MATERIAL PROVIDED
________________________
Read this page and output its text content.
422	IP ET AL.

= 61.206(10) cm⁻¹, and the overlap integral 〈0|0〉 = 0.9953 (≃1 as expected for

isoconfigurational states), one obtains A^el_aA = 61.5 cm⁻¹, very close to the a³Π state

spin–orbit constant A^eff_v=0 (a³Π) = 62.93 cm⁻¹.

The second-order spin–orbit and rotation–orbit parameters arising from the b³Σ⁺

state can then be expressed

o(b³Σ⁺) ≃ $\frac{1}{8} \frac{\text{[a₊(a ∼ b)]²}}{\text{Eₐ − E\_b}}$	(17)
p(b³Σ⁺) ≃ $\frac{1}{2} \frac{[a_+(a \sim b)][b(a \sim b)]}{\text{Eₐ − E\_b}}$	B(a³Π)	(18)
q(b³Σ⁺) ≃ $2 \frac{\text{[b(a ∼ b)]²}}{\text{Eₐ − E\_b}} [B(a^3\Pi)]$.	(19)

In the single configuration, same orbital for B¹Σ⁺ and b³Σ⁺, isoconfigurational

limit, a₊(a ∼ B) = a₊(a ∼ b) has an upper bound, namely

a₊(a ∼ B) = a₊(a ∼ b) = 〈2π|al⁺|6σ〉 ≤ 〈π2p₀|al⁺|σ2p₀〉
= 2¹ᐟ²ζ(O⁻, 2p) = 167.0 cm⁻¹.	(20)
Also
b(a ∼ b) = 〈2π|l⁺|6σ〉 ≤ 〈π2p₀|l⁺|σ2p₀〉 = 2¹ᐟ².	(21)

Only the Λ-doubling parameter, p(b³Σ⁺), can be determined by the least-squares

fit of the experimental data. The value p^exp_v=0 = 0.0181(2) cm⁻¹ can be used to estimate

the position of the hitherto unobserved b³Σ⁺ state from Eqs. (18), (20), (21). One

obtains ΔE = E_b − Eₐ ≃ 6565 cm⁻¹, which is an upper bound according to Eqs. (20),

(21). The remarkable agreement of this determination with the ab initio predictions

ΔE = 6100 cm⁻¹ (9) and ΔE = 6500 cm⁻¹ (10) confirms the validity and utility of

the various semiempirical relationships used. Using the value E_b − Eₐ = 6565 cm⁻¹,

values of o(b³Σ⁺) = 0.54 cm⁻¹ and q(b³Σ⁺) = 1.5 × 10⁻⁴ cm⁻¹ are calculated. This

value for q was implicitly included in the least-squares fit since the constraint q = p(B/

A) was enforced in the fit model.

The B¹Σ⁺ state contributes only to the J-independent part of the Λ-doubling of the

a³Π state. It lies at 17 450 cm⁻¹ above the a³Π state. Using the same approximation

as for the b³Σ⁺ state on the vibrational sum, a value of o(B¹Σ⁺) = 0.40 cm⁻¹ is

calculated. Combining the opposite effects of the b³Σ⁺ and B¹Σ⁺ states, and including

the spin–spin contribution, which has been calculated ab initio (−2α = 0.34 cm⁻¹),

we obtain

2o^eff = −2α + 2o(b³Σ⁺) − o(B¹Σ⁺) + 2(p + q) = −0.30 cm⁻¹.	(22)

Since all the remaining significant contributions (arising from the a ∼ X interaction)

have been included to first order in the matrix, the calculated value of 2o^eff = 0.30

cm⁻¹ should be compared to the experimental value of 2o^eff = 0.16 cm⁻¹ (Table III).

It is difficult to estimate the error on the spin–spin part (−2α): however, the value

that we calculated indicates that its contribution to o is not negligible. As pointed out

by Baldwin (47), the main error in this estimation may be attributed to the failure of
________________________
PROBLEM STATEMENT
Take the entries above and transcribe them exactly.

EXPECTED ANSWER
Read this page and output its text content.
422	IP ET AL.

= 61.206(10) cm⁻¹, and the overlap integral 〈0|0〉 = 0.9953 (≃1 as expected for

isoconfigurational states), one obtains A^el_aA = 61.5 cm⁻¹, very close to the a³Π state

spin–orbit constant A^eff_v=0 (a³Π) = 62.93 cm⁻¹.

The second-order spin–orbit and rotation–orbit parameters arising from the b³Σ⁺

state can then be expressed

o(b³Σ⁺) ≃ $\frac{1}{8} \frac{\text{[a₊(a ∼ b)]²}}{\text{Eₐ − E\_b}}$	(17)
p(b³Σ⁺) ≃ $\frac{1}{2} \frac{[a_+(a \sim b)][b(a \sim b)]}{\text{Eₐ − E\_b}}$	B(a³Π)	(18)
q(b³Σ⁺) ≃ $2 \frac{\text{[b(a ∼ b)]²}}{\text{Eₐ − E\_b}} [B(a^3\Pi)]$.	(19)

In the single configuration, same orbital for B¹Σ⁺ and b³Σ⁺, isoconfigurational

limit, a₊(a ∼ B) = a₊(a ∼ b) has an upper bound, namely

a₊(a ∼ B) = a₊(a ∼ b) = 〈2π|al⁺|6σ〉 ≤ 〈π2p₀|al⁺|σ2p₀〉
= 2¹ᐟ²ζ(O⁻, 2p) = 167.0 cm⁻¹.	(20)
Also
b(a ∼ b) = 〈2π|l⁺|6σ〉 ≤ 〈π2p₀|l⁺|σ2p₀〉 = 2¹ᐟ².	(21)

Only the Λ-doubling parameter, p(b³Σ⁺), can be determined by the least-squares

fit of the experimental data. The value p^exp_v=0 = 0.0181(2) cm⁻¹ can be used to estimate

the position of the hitherto unobserved b³Σ⁺ state from Eqs. (18), (20), (21). One

obtains ΔE = E_b − Eₐ ≃ 6565 cm⁻¹, which is an upper bound according to Eqs. (20),

(21). The remarkable agreement of this determination with the ab initio predictions

ΔE = 6100 cm⁻¹ (9) and ΔE = 6500 cm⁻¹ (10) confirms the validity and utility of

the various semiempirical relationships used. Using the value E_b − Eₐ = 6565 cm⁻¹,

values of o(b³Σ⁺) = 0.54 cm⁻¹ and q(b³Σ⁺) = 1.5 × 10⁻⁴ cm⁻¹ are calculated. This

value for q was implicitly included in the least-squares fit since the constraint q = p(B/

A) was enforced in the fit model.

The B¹Σ⁺ state contributes only to the J-independent part of the Λ-doubling of the

a³Π state. It lies at 17 450 cm⁻¹ above the a³Π state. Using the same approximation

as for the b³Σ⁺ state on the vibrational sum, a value of o(B¹Σ⁺) = 0.40 cm⁻¹ is

calculated. Combining the opposite effects of the b³Σ⁺ and B¹Σ⁺ states, and including

the spin–spin contribution, which has been calculated ab initio (−2α = 0.34 cm⁻¹),

we obtain

2o^eff = −2α + 2o(b³Σ⁺) − o(B¹Σ⁺) + 2(p + q) = −0.30 cm⁻¹.	(22)

Since all the remaining significant contributions (arising from the a ∼ X interaction)

have been included to first order in the matrix, the calculated value of 2o^eff = 0.30

cm⁻¹ should be compared to the experimental value of 2o^eff = 0.16 cm⁻¹ (Table III).

It is difficult to estimate the error on the spin–spin part (−2α): however, the value

that we calculated indicates that its contribution to o is not negligible. As pointed out

by Baldwin (47), the main error in this estimation may be attributed to the failure of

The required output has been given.